Would you restate, exactly as they appear, the lines from the one containing "Transcribe this image's" through the end of the data below?
##############################
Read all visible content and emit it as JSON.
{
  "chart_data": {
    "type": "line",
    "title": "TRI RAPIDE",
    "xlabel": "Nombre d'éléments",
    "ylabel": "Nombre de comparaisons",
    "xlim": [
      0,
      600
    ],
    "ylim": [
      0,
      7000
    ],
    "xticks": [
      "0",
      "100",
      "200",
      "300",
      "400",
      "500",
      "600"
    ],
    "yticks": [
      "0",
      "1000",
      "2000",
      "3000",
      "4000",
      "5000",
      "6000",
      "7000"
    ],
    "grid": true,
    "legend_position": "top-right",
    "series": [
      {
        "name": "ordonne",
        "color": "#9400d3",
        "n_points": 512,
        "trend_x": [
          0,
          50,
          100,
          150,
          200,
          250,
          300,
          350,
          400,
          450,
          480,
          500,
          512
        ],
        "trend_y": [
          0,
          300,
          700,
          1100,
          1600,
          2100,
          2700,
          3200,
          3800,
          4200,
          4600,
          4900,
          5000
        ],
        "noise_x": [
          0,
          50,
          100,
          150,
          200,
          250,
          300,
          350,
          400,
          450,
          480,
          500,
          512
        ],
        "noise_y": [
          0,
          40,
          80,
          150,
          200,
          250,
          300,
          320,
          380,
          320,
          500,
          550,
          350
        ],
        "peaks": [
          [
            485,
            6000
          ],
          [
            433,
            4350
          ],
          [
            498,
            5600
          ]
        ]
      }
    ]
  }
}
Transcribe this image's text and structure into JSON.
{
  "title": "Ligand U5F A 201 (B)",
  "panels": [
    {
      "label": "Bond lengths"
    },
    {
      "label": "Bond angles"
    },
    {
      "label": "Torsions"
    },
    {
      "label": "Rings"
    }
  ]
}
##############################
> **THE RESULT**
Transcribe this image's text and structure into JSON.
{
  "title": "Ligand U5F A 201 (B)",
  "panels": [
    {
      "label": "Bond lengths"
    },
    {
      "label": "Bond angles"
    },
    {
      "label": "Torsions"
    },
    {
      "label": "Rings"
    }
  ]
}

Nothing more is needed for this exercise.